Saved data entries

▼

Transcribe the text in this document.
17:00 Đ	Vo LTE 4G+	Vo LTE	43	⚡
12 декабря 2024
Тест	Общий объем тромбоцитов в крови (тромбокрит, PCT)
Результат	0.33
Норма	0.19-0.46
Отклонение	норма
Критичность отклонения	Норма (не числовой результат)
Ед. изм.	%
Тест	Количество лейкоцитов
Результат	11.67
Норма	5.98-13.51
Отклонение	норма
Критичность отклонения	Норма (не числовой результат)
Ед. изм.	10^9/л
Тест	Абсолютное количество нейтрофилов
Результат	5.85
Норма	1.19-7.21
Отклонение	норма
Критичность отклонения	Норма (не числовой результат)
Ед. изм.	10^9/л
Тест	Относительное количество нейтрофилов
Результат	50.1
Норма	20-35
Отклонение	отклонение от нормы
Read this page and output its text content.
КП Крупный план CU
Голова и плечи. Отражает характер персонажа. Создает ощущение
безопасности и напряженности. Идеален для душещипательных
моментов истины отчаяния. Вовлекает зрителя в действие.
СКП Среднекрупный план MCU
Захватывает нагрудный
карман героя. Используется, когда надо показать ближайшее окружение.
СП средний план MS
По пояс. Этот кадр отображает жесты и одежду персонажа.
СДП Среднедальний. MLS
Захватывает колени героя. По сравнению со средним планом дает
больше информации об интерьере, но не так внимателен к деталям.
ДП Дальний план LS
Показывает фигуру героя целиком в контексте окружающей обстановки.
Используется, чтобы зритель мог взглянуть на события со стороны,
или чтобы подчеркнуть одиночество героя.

▲

**Exercise instructions:**
Extract the data exactly as given.

**Answer for this exercise:**
Transcribe the text in this document.
17:00 Đ	Vo LTE 4G+	Vo LTE	43	⚡
12 декабря 2024
Тест	Общий объем тромбоцитов в крови (тромбокрит, PCT)
Результат	0.33
Норма	0.19-0.46
Отклонение	норма
Критичность отклонения	Норма (не числовой результат)
Ед. изм.	%
Тест	Количество лейкоцитов
Результат	11.67
Норма	5.98-13.51
Отклонение	норма
Критичность отклонения	Норма (не числовой результат)
Ед. изм.	10^9/л
Тест	Абсолютное количество нейтрофилов
Результат	5.85
Норма	1.19-7.21
Отклонение	норма
Критичность отклонения	Норма (не числовой результат)
Ед. изм.	10^9/л
Тест	Относительное количество нейтрофилов
Результат	50.1
Норма	20-35
Отклонение	отклонение от нормы
Read this page and output its text content.
КП Крупный план CU
Голова и плечи. Отражает характер персонажа. Создает ощущение
безопасности и напряженности. Идеален для душещипательных
моментов истины отчаяния. Вовлекает зрителя в действие.
СКП Среднекрупный план MCU
Захватывает нагрудный
карман героя. Используется, когда надо показать ближайшее окружение.
СП средний план MS
По пояс. Этот кадр отображает жесты и одежду персонажа.
СДП Среднедальний. MLS
Захватывает колени героя. По сравнению со средним планом дает
больше информации об интерьере, но не так внимателен к деталям.
ДП Дальний план LS
Показывает фигуру героя целиком в контексте окружающей обстановки.
Используется, чтобы зритель мог взглянуть на события со стороны,
или чтобы подчеркнуть одиночество героя.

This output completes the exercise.